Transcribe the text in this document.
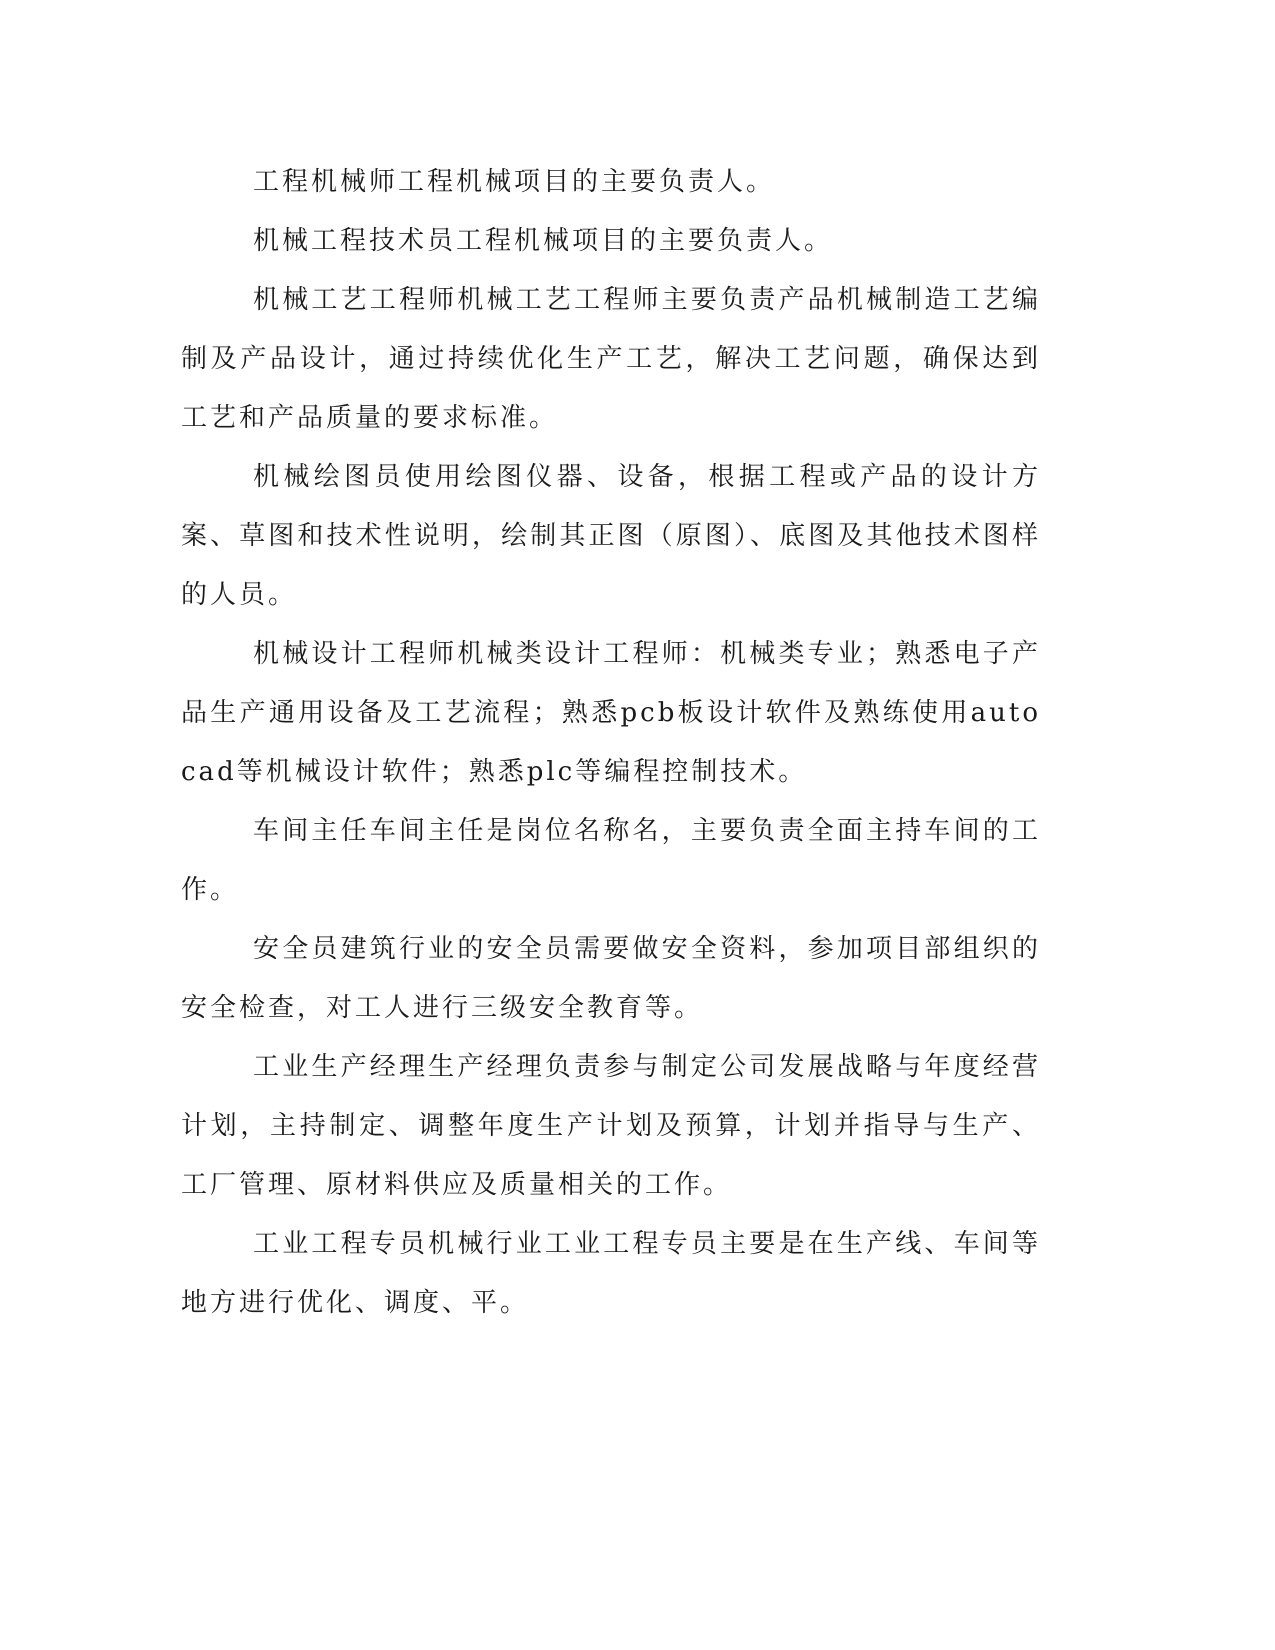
工程机械师工程机械项目的主要负责人。

机械工程技术员工程机械项目的主要负责人。

机械工艺工程师机械工艺工程师主要负责产品机械制造工艺编制及产品设计，通过持续优化生产工艺，解决工艺问题，确保达到工艺和产品质量的要求标准。

机械绘图员使用绘图仪器、设备，根据工程或产品的设计方案、草图和技术性说明，绘制其正图（原图）、底图及其他技术图样的人员。

机械设计工程师机械类设计工程师：机械类专业；熟悉电子产品生产通用设备及工艺流程；熟悉pcb板设计软件及熟练使用autocad等机械设计软件；熟悉plc等编程控制技术。

车间主任车间主任是岗位名称名，主要负责全面主持车间的工作。

安全员建筑行业的安全员需要做安全资料，参加项目部组织的安全检查，对工人进行三级安全教育等。

工业生产经理生产经理负责参与制定公司发展战略与年度经营计划，主持制定、调整年度生产计划及预算，计划并指导与生产、工厂管理、原材料供应及质量相关的工作。

工业工程专员机械行业工业工程专员主要是在生产线、车间等地方进行优化、调度、平。
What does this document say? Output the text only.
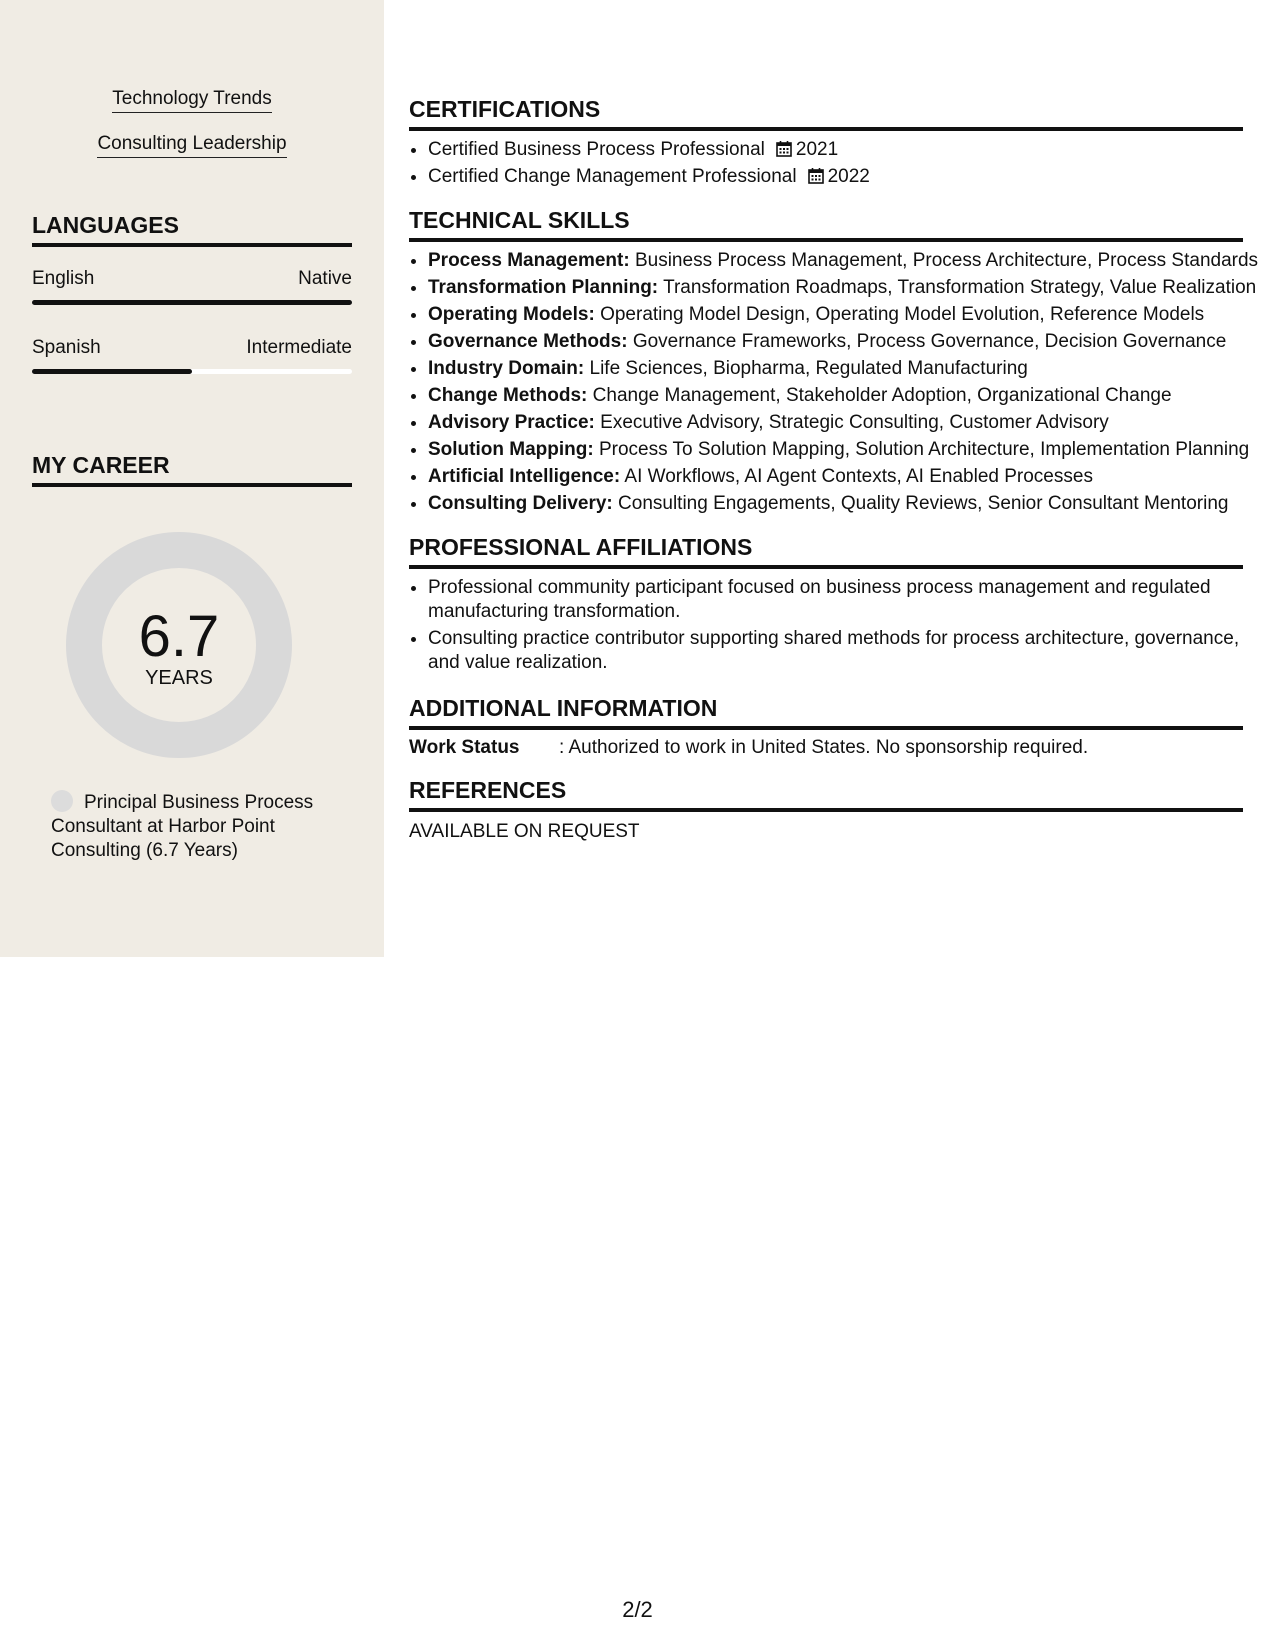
Technology Trends
Consulting Leadership
LANGUAGES
English	Native
Spanish	Intermediate
MY CAREER
6.7
YEARS
Principal Business Process Consultant at Harbor Point Consulting (6.7 Years)
CERTIFICATIONS
• Certified Business Process Professional 2021
• Certified Change Management Professional 2022
TECHNICAL SKILLS
• Process Management: Business Process Management, Process Architecture, Process Standards
• Transformation Planning: Transformation Roadmaps, Transformation Strategy, Value Realization
• Operating Models: Operating Model Design, Operating Model Evolution, Reference Models
• Governance Methods: Governance Frameworks, Process Governance, Decision Governance
• Industry Domain: Life Sciences, Biopharma, Regulated Manufacturing
• Change Methods: Change Management, Stakeholder Adoption, Organizational Change
• Advisory Practice: Executive Advisory, Strategic Consulting, Customer Advisory
• Solution Mapping: Process To Solution Mapping, Solution Architecture, Implementation Planning
• Artificial Intelligence: AI Workflows, AI Agent Contexts, AI Enabled Processes
• Consulting Delivery: Consulting Engagements, Quality Reviews, Senior Consultant Mentoring
PROFESSIONAL AFFILIATIONS
• Professional community participant focused on business process management and regulated manufacturing transformation.
• Consulting practice contributor supporting shared methods for process architecture, governance, and value realization.
ADDITIONAL INFORMATION
Work Status : Authorized to work in United States. No sponsorship required.
REFERENCES
AVAILABLE ON REQUEST
2/2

***

Find every line in the records that has the string "Consulting", then state how many there are and nothing else.

FINISHED TASK: 5